- Requirement: Emit the line that holds "Transcribe this image's" and all lines following it through the end of the data, verbatim, and nothing else.

- Data for the task:
** start **
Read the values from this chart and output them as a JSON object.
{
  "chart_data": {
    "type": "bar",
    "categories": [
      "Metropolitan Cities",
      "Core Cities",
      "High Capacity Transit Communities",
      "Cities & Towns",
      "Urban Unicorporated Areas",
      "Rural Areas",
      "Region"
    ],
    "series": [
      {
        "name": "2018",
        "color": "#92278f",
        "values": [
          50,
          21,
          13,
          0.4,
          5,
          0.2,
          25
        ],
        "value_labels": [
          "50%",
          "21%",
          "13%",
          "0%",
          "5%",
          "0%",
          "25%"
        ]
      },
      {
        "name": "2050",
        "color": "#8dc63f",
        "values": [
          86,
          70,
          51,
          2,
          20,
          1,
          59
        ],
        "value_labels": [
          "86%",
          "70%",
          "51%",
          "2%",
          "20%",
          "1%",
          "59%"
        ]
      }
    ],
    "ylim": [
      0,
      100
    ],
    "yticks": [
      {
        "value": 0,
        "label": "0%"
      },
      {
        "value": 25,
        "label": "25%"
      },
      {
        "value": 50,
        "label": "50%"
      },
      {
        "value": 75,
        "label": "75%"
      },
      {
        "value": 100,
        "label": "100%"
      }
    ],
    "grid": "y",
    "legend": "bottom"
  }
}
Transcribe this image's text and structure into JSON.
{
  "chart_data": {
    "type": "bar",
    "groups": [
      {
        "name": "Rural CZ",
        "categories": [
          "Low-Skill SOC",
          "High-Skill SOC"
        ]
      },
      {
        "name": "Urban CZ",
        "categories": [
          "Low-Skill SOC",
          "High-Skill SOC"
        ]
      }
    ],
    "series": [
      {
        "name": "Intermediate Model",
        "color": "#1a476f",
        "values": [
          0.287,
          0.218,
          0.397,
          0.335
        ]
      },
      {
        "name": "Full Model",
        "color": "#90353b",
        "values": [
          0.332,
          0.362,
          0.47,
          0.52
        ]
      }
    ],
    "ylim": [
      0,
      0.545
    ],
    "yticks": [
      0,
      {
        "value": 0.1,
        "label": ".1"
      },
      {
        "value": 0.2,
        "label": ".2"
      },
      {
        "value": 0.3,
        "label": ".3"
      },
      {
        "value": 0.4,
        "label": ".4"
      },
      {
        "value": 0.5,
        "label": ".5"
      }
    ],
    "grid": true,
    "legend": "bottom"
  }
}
** end **
- Expected output:
Transcribe this image's text and structure into JSON.
{
  "chart_data": {
    "type": "bar",
    "groups": [
      {
        "name": "Rural CZ",
        "categories": [
          "Low-Skill SOC",
          "High-Skill SOC"
        ]
      },
      {
        "name": "Urban CZ",
        "categories": [
          "Low-Skill SOC",
          "High-Skill SOC"
        ]
      }
    ],
    "series": [
      {
        "name": "Intermediate Model",
        "color": "#1a476f",
        "values": [
          0.287,
          0.218,
          0.397,
          0.335
        ]
      },
      {
        "name": "Full Model",
        "color": "#90353b",
        "values": [
          0.332,
          0.362,
          0.47,
          0.52
        ]
      }
    ],
    "ylim": [
      0,
      0.545
    ],
    "yticks": [
      0,
      {
        "value": 0.1,
        "label": ".1"
      },
      {
        "value": 0.2,
        "label": ".2"
      },
      {
        "value": 0.3,
        "label": ".3"
      },
      {
        "value": 0.4,
        "label": ".4"
      },
      {
        "value": 0.5,
        "label": ".5"
      }
    ],
    "grid": true,
    "legend": "bottom"
  }
}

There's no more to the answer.